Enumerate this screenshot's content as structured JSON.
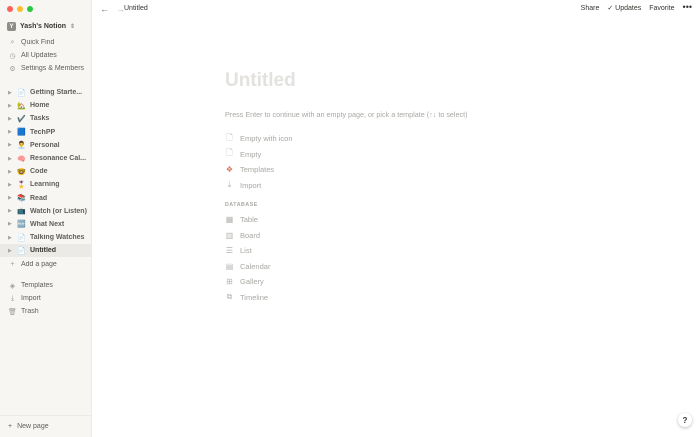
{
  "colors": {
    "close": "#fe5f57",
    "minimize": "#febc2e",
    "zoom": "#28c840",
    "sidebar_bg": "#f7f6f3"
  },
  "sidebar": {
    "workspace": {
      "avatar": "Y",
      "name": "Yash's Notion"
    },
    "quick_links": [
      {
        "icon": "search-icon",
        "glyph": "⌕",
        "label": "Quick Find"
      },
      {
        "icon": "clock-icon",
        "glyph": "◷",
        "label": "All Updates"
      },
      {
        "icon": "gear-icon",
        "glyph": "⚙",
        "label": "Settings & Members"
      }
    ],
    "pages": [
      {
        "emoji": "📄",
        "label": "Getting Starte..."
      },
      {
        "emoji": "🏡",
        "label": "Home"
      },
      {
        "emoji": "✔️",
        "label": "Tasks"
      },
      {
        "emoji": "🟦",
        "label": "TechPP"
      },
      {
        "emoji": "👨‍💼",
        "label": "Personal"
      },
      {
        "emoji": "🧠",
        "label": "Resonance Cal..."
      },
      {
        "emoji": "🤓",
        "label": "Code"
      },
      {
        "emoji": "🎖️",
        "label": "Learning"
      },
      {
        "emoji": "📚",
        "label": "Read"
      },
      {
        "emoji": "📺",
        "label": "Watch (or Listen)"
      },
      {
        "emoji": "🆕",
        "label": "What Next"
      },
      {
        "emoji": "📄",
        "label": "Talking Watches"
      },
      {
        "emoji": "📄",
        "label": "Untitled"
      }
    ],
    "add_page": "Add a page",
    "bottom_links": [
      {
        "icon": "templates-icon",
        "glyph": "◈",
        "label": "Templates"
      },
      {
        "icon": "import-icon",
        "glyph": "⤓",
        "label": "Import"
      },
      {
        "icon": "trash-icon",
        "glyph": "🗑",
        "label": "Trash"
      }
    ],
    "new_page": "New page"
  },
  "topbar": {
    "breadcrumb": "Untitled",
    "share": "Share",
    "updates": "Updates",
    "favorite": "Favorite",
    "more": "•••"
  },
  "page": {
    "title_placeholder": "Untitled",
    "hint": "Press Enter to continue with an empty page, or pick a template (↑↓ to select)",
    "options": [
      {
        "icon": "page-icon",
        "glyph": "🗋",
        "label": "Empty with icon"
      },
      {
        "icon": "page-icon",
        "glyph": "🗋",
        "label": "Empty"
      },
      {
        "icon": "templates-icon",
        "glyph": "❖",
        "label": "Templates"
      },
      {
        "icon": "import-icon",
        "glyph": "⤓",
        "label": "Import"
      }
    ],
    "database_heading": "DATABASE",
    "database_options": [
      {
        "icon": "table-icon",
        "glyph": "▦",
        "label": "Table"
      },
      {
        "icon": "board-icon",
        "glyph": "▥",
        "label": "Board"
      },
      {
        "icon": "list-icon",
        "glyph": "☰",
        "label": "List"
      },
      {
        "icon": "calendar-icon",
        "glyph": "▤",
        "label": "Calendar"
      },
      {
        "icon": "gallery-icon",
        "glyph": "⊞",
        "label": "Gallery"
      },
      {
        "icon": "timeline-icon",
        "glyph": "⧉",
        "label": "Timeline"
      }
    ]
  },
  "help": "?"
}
---
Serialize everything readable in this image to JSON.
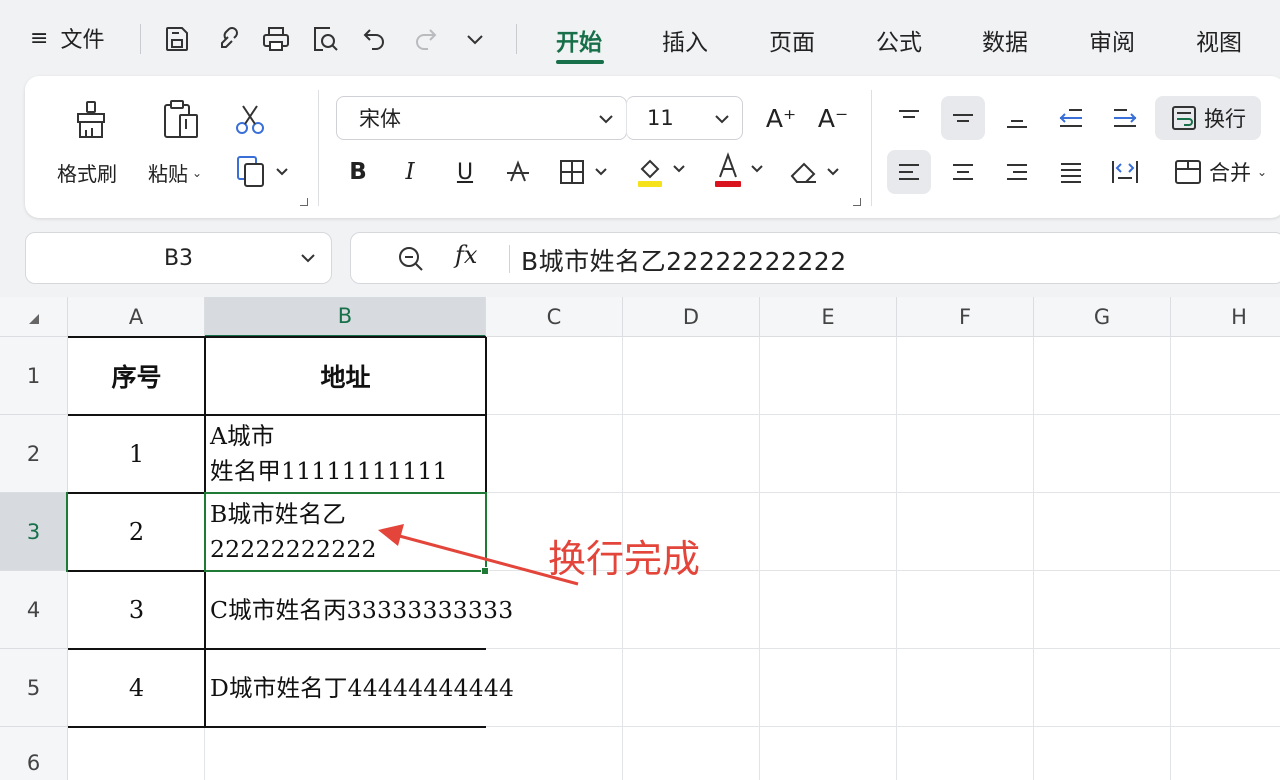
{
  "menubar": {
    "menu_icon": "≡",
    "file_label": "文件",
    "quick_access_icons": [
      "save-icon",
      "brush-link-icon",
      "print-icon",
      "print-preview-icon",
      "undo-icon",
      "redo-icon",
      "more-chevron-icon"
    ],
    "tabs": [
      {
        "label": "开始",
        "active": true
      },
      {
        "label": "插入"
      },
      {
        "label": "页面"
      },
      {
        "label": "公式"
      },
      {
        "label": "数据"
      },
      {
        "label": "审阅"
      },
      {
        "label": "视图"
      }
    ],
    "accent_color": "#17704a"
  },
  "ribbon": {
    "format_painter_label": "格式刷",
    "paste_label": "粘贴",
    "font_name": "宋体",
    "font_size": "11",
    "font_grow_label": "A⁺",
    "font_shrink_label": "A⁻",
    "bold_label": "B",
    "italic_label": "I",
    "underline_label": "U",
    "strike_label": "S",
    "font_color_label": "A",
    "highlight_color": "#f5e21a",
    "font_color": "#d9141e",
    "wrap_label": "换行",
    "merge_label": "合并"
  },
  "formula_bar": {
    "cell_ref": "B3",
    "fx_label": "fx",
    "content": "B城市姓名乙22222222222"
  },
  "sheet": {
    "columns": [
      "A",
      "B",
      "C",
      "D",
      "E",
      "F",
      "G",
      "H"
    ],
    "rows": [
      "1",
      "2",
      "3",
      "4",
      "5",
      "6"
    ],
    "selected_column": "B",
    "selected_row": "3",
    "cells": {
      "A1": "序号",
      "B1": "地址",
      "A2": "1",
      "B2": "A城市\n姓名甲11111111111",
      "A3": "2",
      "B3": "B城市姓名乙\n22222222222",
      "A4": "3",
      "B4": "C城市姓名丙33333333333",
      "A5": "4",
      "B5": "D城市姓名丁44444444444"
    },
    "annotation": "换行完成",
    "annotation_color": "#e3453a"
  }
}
---
YOUR OBJECTIVE
Each line with the string "this" in it needs to be found and copied.

SOLUTION
Enumerate this screenshot's content as structured JSON.
Serialize everything readable in this image to JSON.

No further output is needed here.